___ Provided records ___

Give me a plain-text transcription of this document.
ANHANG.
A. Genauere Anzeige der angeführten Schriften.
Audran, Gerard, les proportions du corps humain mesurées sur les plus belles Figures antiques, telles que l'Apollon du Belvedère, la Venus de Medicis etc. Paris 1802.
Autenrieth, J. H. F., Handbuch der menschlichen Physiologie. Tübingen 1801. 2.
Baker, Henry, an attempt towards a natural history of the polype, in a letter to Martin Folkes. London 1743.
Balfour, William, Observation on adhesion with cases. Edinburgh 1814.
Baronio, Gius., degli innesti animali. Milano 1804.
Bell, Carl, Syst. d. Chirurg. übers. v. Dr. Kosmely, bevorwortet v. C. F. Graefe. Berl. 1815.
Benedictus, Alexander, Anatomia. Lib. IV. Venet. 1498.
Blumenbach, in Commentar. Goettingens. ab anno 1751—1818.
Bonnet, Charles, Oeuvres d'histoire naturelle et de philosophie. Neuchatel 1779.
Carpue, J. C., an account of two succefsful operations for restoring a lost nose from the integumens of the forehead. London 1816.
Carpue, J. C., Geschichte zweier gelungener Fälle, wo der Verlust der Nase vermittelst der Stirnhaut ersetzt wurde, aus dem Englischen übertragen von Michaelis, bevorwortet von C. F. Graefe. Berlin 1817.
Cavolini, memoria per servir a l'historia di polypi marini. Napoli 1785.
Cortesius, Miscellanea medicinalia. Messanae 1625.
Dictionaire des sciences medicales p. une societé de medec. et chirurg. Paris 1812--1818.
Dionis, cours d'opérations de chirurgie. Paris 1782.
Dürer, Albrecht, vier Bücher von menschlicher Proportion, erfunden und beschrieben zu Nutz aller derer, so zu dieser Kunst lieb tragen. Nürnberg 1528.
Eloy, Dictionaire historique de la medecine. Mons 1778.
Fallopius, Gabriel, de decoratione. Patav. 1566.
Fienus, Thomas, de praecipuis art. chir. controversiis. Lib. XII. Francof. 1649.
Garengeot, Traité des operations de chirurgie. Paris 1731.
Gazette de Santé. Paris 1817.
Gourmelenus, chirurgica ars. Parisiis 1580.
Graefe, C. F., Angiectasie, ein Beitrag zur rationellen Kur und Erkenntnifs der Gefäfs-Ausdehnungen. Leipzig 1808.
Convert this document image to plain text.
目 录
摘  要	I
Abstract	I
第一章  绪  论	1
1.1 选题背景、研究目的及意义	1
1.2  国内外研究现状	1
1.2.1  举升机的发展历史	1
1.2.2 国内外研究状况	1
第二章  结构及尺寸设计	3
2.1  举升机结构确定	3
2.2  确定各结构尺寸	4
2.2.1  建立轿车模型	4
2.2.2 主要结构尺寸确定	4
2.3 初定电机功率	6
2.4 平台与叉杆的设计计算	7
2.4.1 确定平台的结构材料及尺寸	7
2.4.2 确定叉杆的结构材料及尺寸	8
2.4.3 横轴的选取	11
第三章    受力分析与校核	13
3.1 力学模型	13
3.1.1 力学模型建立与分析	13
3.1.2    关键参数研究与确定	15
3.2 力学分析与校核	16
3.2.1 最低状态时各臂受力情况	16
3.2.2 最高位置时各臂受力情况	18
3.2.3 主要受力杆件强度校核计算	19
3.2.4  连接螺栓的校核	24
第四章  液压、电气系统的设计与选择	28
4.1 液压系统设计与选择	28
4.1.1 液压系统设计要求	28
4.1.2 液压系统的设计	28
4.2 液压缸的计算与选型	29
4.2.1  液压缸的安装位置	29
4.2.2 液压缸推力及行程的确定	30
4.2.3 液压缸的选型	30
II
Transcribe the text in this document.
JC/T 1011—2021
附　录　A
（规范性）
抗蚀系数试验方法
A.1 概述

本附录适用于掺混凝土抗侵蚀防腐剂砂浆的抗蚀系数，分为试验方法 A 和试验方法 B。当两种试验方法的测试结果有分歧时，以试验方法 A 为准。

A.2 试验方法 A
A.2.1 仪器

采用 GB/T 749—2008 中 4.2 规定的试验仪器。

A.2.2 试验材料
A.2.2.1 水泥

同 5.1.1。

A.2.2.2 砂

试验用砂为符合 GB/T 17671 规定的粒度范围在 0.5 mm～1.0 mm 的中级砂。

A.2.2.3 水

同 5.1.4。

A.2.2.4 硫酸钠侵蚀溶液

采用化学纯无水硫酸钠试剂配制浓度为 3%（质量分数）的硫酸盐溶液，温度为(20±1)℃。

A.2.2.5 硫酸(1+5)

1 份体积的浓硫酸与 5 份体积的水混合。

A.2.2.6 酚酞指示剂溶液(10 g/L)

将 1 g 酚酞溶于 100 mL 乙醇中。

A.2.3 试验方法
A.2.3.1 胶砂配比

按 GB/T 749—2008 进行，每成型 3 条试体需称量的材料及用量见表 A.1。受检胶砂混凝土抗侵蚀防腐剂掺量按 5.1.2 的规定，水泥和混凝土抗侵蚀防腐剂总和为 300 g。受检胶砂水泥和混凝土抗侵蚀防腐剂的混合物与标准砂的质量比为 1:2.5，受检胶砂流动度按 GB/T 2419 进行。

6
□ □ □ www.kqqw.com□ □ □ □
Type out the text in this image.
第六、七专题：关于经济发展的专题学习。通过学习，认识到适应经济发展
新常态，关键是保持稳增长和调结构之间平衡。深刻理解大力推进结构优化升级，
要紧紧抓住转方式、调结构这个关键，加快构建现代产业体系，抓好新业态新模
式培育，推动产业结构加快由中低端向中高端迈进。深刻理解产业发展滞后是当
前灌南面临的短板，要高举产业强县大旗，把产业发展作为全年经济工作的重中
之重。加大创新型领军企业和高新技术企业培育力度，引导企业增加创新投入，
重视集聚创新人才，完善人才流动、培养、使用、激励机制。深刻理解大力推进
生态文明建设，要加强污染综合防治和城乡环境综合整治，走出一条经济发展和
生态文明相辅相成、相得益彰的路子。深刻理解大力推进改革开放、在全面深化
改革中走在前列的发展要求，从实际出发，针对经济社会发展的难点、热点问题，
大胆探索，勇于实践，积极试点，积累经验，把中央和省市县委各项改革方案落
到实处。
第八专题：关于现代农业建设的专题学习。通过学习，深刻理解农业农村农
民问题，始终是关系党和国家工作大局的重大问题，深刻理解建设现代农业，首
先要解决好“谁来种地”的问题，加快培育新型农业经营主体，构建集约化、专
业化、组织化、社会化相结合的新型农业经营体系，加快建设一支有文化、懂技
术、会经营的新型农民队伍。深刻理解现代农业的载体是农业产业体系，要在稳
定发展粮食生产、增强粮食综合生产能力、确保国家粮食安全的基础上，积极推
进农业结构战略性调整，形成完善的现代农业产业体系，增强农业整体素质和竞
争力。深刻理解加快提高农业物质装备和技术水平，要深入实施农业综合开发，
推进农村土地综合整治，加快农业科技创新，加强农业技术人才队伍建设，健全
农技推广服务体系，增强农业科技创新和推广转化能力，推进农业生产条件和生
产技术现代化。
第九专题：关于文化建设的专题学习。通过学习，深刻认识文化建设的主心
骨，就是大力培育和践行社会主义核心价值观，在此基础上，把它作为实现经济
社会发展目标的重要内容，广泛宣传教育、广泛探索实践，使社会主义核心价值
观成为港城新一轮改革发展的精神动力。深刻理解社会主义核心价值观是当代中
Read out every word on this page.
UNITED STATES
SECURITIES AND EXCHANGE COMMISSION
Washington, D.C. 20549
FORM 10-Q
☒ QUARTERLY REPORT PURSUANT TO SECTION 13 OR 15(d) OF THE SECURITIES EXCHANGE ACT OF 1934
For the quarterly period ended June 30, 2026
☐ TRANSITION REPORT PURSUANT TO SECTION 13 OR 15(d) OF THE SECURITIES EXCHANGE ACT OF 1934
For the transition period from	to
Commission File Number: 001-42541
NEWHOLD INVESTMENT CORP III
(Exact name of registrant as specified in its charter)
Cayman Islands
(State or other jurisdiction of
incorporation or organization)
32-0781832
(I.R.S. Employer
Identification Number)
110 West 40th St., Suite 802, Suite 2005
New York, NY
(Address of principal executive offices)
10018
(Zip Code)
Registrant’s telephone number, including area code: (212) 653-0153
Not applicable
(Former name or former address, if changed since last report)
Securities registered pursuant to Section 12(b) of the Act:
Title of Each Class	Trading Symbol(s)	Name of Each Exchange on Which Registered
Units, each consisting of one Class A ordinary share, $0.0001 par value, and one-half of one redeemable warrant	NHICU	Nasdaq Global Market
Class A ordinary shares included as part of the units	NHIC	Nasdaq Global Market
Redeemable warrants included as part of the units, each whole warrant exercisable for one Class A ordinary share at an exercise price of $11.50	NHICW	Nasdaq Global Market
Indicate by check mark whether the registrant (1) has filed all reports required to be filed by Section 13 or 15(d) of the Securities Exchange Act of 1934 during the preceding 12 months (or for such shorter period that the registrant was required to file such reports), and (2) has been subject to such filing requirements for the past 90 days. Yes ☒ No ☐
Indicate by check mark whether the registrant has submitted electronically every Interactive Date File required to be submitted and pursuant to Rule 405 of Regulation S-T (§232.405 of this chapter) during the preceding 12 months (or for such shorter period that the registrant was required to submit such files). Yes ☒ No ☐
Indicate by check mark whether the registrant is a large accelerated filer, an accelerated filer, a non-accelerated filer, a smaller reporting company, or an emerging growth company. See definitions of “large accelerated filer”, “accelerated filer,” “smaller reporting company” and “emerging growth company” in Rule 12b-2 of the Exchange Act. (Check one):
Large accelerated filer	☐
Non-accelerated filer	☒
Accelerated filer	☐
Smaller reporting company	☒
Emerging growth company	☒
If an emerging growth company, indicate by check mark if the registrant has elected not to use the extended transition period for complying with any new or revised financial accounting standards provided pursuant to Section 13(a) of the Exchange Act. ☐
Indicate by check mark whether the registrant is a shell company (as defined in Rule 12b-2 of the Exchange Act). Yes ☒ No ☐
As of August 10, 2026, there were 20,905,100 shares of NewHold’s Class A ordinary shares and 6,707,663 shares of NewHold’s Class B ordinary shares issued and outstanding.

___

• [Exercise aim] Filter the entries down to the lines containing "months". Copy each of those lines.

• [Response to the task]
Indicate by check mark whether the registrant (1) has filed all reports required to be filed by Section 13 or 15(d) of the Securities Exchange Act of 1934 during the preceding 12 months (or for such shorter period that the registrant was required to file such reports), and (2) has been subject to such filing requirements for the past 90 days. Yes ☒ No ☐
Indicate by check mark whether the registrant has submitted electronically every Interactive Date File required to be submitted and pursuant to Rule 405 of Regulation S-T (§232.405 of this chapter) during the preceding 12 months (or for such shorter period that the registrant was required to submit such files). Yes ☒ No ☐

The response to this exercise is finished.